Working data →
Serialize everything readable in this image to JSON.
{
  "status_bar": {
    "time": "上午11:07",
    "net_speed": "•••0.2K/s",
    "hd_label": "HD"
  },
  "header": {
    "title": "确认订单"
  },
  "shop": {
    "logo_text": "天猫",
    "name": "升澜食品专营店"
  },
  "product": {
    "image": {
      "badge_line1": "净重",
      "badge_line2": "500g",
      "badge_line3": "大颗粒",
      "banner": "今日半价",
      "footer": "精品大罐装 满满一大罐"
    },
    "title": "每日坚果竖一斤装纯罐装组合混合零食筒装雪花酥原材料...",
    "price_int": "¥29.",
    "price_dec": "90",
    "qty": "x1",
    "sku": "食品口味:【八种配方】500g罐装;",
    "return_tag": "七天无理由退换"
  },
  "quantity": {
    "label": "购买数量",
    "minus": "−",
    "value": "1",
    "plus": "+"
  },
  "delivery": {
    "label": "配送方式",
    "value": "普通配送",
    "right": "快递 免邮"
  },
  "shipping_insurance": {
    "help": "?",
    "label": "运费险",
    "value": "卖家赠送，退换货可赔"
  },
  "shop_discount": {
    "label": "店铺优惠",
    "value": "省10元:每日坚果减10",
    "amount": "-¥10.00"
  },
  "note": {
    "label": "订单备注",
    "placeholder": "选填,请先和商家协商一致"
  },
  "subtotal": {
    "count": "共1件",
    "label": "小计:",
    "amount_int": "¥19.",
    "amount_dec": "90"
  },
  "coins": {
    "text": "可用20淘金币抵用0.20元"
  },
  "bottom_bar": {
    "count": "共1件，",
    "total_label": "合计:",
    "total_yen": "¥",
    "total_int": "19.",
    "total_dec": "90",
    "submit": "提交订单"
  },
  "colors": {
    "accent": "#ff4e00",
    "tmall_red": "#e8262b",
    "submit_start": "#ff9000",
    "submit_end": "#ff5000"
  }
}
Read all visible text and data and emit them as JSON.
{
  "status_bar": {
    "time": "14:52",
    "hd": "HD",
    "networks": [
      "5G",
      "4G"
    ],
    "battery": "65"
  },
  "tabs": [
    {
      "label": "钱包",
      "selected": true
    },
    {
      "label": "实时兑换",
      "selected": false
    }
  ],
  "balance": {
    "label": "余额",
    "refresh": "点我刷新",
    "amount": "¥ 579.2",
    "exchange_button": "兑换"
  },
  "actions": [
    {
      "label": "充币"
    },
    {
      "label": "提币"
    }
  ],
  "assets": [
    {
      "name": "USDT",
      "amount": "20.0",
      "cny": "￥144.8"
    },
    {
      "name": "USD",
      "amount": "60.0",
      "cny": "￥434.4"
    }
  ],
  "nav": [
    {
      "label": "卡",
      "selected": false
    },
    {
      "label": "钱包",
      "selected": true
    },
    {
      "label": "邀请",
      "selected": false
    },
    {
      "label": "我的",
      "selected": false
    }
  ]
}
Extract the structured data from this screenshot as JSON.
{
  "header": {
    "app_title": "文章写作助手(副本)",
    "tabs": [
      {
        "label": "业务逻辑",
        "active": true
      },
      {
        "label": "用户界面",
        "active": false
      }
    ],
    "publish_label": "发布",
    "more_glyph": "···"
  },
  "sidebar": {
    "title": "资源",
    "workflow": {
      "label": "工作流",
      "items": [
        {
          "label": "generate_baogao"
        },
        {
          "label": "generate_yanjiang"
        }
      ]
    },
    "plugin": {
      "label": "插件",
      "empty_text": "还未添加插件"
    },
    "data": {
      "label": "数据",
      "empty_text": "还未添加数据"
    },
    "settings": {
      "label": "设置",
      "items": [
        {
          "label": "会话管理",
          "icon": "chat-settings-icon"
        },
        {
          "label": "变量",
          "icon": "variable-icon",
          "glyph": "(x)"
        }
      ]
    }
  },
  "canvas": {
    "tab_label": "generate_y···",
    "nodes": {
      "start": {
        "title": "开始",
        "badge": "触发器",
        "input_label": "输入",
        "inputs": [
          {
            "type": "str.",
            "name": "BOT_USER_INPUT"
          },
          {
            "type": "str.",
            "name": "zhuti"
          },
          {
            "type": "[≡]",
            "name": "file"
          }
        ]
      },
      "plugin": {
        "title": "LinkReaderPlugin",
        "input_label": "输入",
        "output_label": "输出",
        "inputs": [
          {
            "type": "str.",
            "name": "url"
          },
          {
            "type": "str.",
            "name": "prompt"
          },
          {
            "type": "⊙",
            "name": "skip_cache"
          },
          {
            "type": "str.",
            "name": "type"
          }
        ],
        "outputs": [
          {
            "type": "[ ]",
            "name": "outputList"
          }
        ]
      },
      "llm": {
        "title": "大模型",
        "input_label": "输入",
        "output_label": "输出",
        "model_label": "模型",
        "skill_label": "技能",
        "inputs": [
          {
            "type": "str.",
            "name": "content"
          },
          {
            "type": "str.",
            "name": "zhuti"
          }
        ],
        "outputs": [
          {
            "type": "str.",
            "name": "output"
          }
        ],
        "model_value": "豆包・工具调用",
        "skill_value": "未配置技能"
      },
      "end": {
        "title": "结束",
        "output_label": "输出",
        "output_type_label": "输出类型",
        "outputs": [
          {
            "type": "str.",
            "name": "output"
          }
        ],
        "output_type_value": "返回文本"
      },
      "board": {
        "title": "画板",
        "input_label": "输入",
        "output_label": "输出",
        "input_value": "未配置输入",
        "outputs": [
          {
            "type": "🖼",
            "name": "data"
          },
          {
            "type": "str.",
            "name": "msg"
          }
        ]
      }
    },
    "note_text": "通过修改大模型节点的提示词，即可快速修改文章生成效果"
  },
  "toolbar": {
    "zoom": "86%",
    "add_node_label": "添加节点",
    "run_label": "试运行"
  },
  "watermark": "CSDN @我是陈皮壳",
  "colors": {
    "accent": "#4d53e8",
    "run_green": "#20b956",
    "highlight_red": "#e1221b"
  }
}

What you will do →
Print every record exactly as it was given.

Response to the exercise →
Serialize everything readable in this image to JSON.
{
  "status_bar": {
    "time": "上午11:07",
    "net_speed": "•••0.2K/s",
    "hd_label": "HD"
  },
  "header": {
    "title": "确认订单"
  },
  "shop": {
    "logo_text": "天猫",
    "name": "升澜食品专营店"
  },
  "product": {
    "image": {
      "badge_line1": "净重",
      "badge_line2": "500g",
      "badge_line3": "大颗粒",
      "banner": "今日半价",
      "footer": "精品大罐装 满满一大罐"
    },
    "title": "每日坚果竖一斤装纯罐装组合混合零食筒装雪花酥原材料...",
    "price_int": "¥29.",
    "price_dec": "90",
    "qty": "x1",
    "sku": "食品口味:【八种配方】500g罐装;",
    "return_tag": "七天无理由退换"
  },
  "quantity": {
    "label": "购买数量",
    "minus": "−",
    "value": "1",
    "plus": "+"
  },
  "delivery": {
    "label": "配送方式",
    "value": "普通配送",
    "right": "快递 免邮"
  },
  "shipping_insurance": {
    "help": "?",
    "label": "运费险",
    "value": "卖家赠送，退换货可赔"
  },
  "shop_discount": {
    "label": "店铺优惠",
    "value": "省10元:每日坚果减10",
    "amount": "-¥10.00"
  },
  "note": {
    "label": "订单备注",
    "placeholder": "选填,请先和商家协商一致"
  },
  "subtotal": {
    "count": "共1件",
    "label": "小计:",
    "amount_int": "¥19.",
    "amount_dec": "90"
  },
  "coins": {
    "text": "可用20淘金币抵用0.20元"
  },
  "bottom_bar": {
    "count": "共1件，",
    "total_label": "合计:",
    "total_yen": "¥",
    "total_int": "19.",
    "total_dec": "90",
    "submit": "提交订单"
  },
  "colors": {
    "accent": "#ff4e00",
    "tmall_red": "#e8262b",
    "submit_start": "#ff9000",
    "submit_end": "#ff5000"
  }
}
Read all visible text and data and emit them as JSON.
{
  "status_bar": {
    "time": "14:52",
    "hd": "HD",
    "networks": [
      "5G",
      "4G"
    ],
    "battery": "65"
  },
  "tabs": [
    {
      "label": "钱包",
      "selected": true
    },
    {
      "label": "实时兑换",
      "selected": false
    }
  ],
  "balance": {
    "label": "余额",
    "refresh": "点我刷新",
    "amount": "¥ 579.2",
    "exchange_button": "兑换"
  },
  "actions": [
    {
      "label": "充币"
    },
    {
      "label": "提币"
    }
  ],
  "assets": [
    {
      "name": "USDT",
      "amount": "20.0",
      "cny": "￥144.8"
    },
    {
      "name": "USD",
      "amount": "60.0",
      "cny": "￥434.4"
    }
  ],
  "nav": [
    {
      "label": "卡",
      "selected": false
    },
    {
      "label": "钱包",
      "selected": true
    },
    {
      "label": "邀请",
      "selected": false
    },
    {
      "label": "我的",
      "selected": false
    }
  ]
}
Extract the structured data from this screenshot as JSON.
{
  "header": {
    "app_title": "文章写作助手(副本)",
    "tabs": [
      {
        "label": "业务逻辑",
        "active": true
      },
      {
        "label": "用户界面",
        "active": false
      }
    ],
    "publish_label": "发布",
    "more_glyph": "···"
  },
  "sidebar": {
    "title": "资源",
    "workflow": {
      "label": "工作流",
      "items": [
        {
          "label": "generate_baogao"
        },
        {
          "label": "generate_yanjiang"
        }
      ]
    },
    "plugin": {
      "label": "插件",
      "empty_text": "还未添加插件"
    },
    "data": {
      "label": "数据",
      "empty_text": "还未添加数据"
    },
    "settings": {
      "label": "设置",
      "items": [
        {
          "label": "会话管理",
          "icon": "chat-settings-icon"
        },
        {
          "label": "变量",
          "icon": "variable-icon",
          "glyph": "(x)"
        }
      ]
    }
  },
  "canvas": {
    "tab_label": "generate_y···",
    "nodes": {
      "start": {
        "title": "开始",
        "badge": "触发器",
        "input_label": "输入",
        "inputs": [
          {
            "type": "str.",
            "name": "BOT_USER_INPUT"
          },
          {
            "type": "str.",
            "name": "zhuti"
          },
          {
            "type": "[≡]",
            "name": "file"
          }
        ]
      },
      "plugin": {
        "title": "LinkReaderPlugin",
        "input_label": "输入",
        "output_label": "输出",
        "inputs": [
          {
            "type": "str.",
            "name": "url"
          },
          {
            "type": "str.",
            "name": "prompt"
          },
          {
            "type": "⊙",
            "name": "skip_cache"
          },
          {
            "type": "str.",
            "name": "type"
          }
        ],
        "outputs": [
          {
            "type": "[ ]",
            "name": "outputList"
          }
        ]
      },
      "llm": {
        "title": "大模型",
        "input_label": "输入",
        "output_label": "输出",
        "model_label": "模型",
        "skill_label": "技能",
        "inputs": [
          {
            "type": "str.",
            "name": "content"
          },
          {
            "type": "str.",
            "name": "zhuti"
          }
        ],
        "outputs": [
          {
            "type": "str.",
            "name": "output"
          }
        ],
        "model_value": "豆包・工具调用",
        "skill_value": "未配置技能"
      },
      "end": {
        "title": "结束",
        "output_label": "输出",
        "output_type_label": "输出类型",
        "outputs": [
          {
            "type": "str.",
            "name": "output"
          }
        ],
        "output_type_value": "返回文本"
      },
      "board": {
        "title": "画板",
        "input_label": "输入",
        "output_label": "输出",
        "input_value": "未配置输入",
        "outputs": [
          {
            "type": "🖼",
            "name": "data"
          },
          {
            "type": "str.",
            "name": "msg"
          }
        ]
      }
    },
    "note_text": "通过修改大模型节点的提示词，即可快速修改文章生成效果"
  },
  "toolbar": {
    "zoom": "86%",
    "add_node_label": "添加节点",
    "run_label": "试运行"
  },
  "watermark": "CSDN @我是陈皮壳",
  "colors": {
    "accent": "#4d53e8",
    "run_green": "#20b956",
    "highlight_red": "#e1221b"
  }
}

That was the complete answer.